:: Material ::

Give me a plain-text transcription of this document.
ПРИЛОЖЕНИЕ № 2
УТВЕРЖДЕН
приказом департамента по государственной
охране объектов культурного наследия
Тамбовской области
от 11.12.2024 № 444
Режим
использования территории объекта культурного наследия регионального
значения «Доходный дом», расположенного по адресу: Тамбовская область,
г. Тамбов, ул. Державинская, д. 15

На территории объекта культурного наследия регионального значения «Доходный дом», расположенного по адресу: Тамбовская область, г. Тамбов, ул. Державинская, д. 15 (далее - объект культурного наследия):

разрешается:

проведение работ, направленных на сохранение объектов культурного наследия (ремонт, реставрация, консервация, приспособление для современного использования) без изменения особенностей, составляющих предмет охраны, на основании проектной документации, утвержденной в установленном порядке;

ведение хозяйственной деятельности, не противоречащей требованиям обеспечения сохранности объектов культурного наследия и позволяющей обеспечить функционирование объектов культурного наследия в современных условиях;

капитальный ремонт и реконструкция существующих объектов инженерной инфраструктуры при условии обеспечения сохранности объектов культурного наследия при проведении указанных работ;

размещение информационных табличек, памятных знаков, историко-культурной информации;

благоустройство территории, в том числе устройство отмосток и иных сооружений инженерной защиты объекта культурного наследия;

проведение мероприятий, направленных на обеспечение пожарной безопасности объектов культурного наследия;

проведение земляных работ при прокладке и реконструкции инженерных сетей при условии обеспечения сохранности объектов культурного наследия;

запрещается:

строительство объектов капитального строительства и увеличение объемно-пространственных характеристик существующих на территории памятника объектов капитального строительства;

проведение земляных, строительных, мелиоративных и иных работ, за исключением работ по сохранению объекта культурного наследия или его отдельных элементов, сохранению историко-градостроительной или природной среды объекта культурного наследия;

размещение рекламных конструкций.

:::

Aim of the task
Retype the listing above in full, with no alterations.

Task output
Give me a plain-text transcription of this document.
ПРИЛОЖЕНИЕ № 2
УТВЕРЖДЕН
приказом департамента по государственной
охране объектов культурного наследия
Тамбовской области
от 11.12.2024 № 444
Режим
использования территории объекта культурного наследия регионального
значения «Доходный дом», расположенного по адресу: Тамбовская область,
г. Тамбов, ул. Державинская, д. 15

На территории объекта культурного наследия регионального значения «Доходный дом», расположенного по адресу: Тамбовская область, г. Тамбов, ул. Державинская, д. 15 (далее - объект культурного наследия):

разрешается:

проведение работ, направленных на сохранение объектов культурного наследия (ремонт, реставрация, консервация, приспособление для современного использования) без изменения особенностей, составляющих предмет охраны, на основании проектной документации, утвержденной в установленном порядке;

ведение хозяйственной деятельности, не противоречащей требованиям обеспечения сохранности объектов культурного наследия и позволяющей обеспечить функционирование объектов культурного наследия в современных условиях;

капитальный ремонт и реконструкция существующих объектов инженерной инфраструктуры при условии обеспечения сохранности объектов культурного наследия при проведении указанных работ;

размещение информационных табличек, памятных знаков, историко-культурной информации;

благоустройство территории, в том числе устройство отмосток и иных сооружений инженерной защиты объекта культурного наследия;

проведение мероприятий, направленных на обеспечение пожарной безопасности объектов культурного наследия;

проведение земляных работ при прокладке и реконструкции инженерных сетей при условии обеспечения сохранности объектов культурного наследия;

запрещается:

строительство объектов капитального строительства и увеличение объемно-пространственных характеристик существующих на территории памятника объектов капитального строительства;

проведение земляных, строительных, мелиоративных и иных работ, за исключением работ по сохранению объекта культурного наследия или его отдельных элементов, сохранению историко-градостроительной или природной среды объекта культурного наследия;

размещение рекламных конструкций.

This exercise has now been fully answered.